→ **Challenge**: The records that follow should be retyped word for word.

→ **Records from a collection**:
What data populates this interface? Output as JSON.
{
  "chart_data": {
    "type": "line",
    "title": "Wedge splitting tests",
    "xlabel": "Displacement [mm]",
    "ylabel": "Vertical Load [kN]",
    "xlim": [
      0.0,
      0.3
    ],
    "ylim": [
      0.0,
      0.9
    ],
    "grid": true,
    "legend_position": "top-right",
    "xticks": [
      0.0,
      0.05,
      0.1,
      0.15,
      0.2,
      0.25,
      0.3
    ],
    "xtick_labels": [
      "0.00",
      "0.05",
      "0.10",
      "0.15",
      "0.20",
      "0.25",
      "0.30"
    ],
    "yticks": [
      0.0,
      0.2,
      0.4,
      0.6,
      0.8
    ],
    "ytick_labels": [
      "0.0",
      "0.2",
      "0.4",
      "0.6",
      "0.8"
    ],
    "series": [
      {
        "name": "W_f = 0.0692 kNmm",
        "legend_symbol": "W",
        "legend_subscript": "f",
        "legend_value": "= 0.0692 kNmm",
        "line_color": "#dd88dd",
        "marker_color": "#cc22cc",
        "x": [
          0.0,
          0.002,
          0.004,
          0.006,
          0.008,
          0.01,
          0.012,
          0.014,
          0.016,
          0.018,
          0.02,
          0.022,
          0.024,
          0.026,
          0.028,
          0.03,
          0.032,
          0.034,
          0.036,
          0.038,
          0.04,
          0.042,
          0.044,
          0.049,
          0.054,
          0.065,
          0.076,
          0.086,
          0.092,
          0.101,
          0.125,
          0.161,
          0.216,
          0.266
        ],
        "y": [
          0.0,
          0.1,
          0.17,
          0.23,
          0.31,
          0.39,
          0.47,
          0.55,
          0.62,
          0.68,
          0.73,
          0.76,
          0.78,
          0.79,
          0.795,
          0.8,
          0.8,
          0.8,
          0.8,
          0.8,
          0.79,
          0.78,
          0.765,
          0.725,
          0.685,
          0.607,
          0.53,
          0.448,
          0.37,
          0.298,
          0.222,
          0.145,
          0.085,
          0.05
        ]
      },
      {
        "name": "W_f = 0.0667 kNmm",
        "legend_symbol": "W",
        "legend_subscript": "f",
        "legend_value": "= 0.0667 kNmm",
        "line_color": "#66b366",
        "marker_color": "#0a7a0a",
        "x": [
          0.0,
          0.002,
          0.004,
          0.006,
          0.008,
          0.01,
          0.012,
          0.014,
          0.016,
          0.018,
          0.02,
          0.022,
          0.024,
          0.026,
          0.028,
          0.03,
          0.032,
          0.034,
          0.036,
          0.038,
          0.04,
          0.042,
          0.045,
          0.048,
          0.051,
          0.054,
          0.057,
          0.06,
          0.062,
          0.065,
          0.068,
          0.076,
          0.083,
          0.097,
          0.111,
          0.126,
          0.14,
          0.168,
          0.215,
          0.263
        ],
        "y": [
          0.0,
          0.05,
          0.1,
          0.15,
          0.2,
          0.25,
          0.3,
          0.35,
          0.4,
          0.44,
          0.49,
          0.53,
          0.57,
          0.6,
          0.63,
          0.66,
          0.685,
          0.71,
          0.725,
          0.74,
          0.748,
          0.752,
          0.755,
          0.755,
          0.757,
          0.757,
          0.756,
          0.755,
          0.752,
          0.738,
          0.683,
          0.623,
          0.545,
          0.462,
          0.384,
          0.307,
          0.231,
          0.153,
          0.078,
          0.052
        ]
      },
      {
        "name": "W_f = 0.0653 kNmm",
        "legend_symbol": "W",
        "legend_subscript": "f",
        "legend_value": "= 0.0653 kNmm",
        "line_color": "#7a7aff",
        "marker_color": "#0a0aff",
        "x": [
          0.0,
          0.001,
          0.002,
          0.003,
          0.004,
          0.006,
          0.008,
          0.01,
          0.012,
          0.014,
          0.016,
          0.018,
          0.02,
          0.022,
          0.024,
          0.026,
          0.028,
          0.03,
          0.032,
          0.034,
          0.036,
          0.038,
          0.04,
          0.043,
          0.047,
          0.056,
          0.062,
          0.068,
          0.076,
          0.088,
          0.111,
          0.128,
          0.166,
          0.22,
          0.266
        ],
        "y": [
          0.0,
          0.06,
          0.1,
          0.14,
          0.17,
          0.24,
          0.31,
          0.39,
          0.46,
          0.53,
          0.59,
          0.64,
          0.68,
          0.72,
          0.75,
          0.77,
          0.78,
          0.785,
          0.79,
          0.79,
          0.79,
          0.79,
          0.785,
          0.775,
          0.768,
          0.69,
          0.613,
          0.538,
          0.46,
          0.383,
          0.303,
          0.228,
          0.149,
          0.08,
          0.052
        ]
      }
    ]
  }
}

→ **Solution for this exercise**:
What data populates this interface? Output as JSON.
{
  "chart_data": {
    "type": "line",
    "title": "Wedge splitting tests",
    "xlabel": "Displacement [mm]",
    "ylabel": "Vertical Load [kN]",
    "xlim": [
      0.0,
      0.3
    ],
    "ylim": [
      0.0,
      0.9
    ],
    "grid": true,
    "legend_position": "top-right",
    "xticks": [
      0.0,
      0.05,
      0.1,
      0.15,
      0.2,
      0.25,
      0.3
    ],
    "xtick_labels": [
      "0.00",
      "0.05",
      "0.10",
      "0.15",
      "0.20",
      "0.25",
      "0.30"
    ],
    "yticks": [
      0.0,
      0.2,
      0.4,
      0.6,
      0.8
    ],
    "ytick_labels": [
      "0.0",
      "0.2",
      "0.4",
      "0.6",
      "0.8"
    ],
    "series": [
      {
        "name": "W_f = 0.0692 kNmm",
        "legend_symbol": "W",
        "legend_subscript": "f",
        "legend_value": "= 0.0692 kNmm",
        "line_color": "#dd88dd",
        "marker_color": "#cc22cc",
        "x": [
          0.0,
          0.002,
          0.004,
          0.006,
          0.008,
          0.01,
          0.012,
          0.014,
          0.016,
          0.018,
          0.02,
          0.022,
          0.024,
          0.026,
          0.028,
          0.03,
          0.032,
          0.034,
          0.036,
          0.038,
          0.04,
          0.042,
          0.044,
          0.049,
          0.054,
          0.065,
          0.076,
          0.086,
          0.092,
          0.101,
          0.125,
          0.161,
          0.216,
          0.266
        ],
        "y": [
          0.0,
          0.1,
          0.17,
          0.23,
          0.31,
          0.39,
          0.47,
          0.55,
          0.62,
          0.68,
          0.73,
          0.76,
          0.78,
          0.79,
          0.795,
          0.8,
          0.8,
          0.8,
          0.8,
          0.8,
          0.79,
          0.78,
          0.765,
          0.725,
          0.685,
          0.607,
          0.53,
          0.448,
          0.37,
          0.298,
          0.222,
          0.145,
          0.085,
          0.05
        ]
      },
      {
        "name": "W_f = 0.0667 kNmm",
        "legend_symbol": "W",
        "legend_subscript": "f",
        "legend_value": "= 0.0667 kNmm",
        "line_color": "#66b366",
        "marker_color": "#0a7a0a",
        "x": [
          0.0,
          0.002,
          0.004,
          0.006,
          0.008,
          0.01,
          0.012,
          0.014,
          0.016,
          0.018,
          0.02,
          0.022,
          0.024,
          0.026,
          0.028,
          0.03,
          0.032,
          0.034,
          0.036,
          0.038,
          0.04,
          0.042,
          0.045,
          0.048,
          0.051,
          0.054,
          0.057,
          0.06,
          0.062,
          0.065,
          0.068,
          0.076,
          0.083,
          0.097,
          0.111,
          0.126,
          0.14,
          0.168,
          0.215,
          0.263
        ],
        "y": [
          0.0,
          0.05,
          0.1,
          0.15,
          0.2,
          0.25,
          0.3,
          0.35,
          0.4,
          0.44,
          0.49,
          0.53,
          0.57,
          0.6,
          0.63,
          0.66,
          0.685,
          0.71,
          0.725,
          0.74,
          0.748,
          0.752,
          0.755,
          0.755,
          0.757,
          0.757,
          0.756,
          0.755,
          0.752,
          0.738,
          0.683,
          0.623,
          0.545,
          0.462,
          0.384,
          0.307,
          0.231,
          0.153,
          0.078,
          0.052
        ]
      },
      {
        "name": "W_f = 0.0653 kNmm",
        "legend_symbol": "W",
        "legend_subscript": "f",
        "legend_value": "= 0.0653 kNmm",
        "line_color": "#7a7aff",
        "marker_color": "#0a0aff",
        "x": [
          0.0,
          0.001,
          0.002,
          0.003,
          0.004,
          0.006,
          0.008,
          0.01,
          0.012,
          0.014,
          0.016,
          0.018,
          0.02,
          0.022,
          0.024,
          0.026,
          0.028,
          0.03,
          0.032,
          0.034,
          0.036,
          0.038,
          0.04,
          0.043,
          0.047,
          0.056,
          0.062,
          0.068,
          0.076,
          0.088,
          0.111,
          0.128,
          0.166,
          0.22,
          0.266
        ],
        "y": [
          0.0,
          0.06,
          0.1,
          0.14,
          0.17,
          0.24,
          0.31,
          0.39,
          0.46,
          0.53,
          0.59,
          0.64,
          0.68,
          0.72,
          0.75,
          0.77,
          0.78,
          0.785,
          0.79,
          0.79,
          0.79,
          0.79,
          0.785,
          0.775,
          0.768,
          0.69,
          0.613,
          0.538,
          0.46,
          0.383,
          0.303,
          0.228,
          0.149,
          0.08,
          0.052
        ]
      }
    ]
  }
}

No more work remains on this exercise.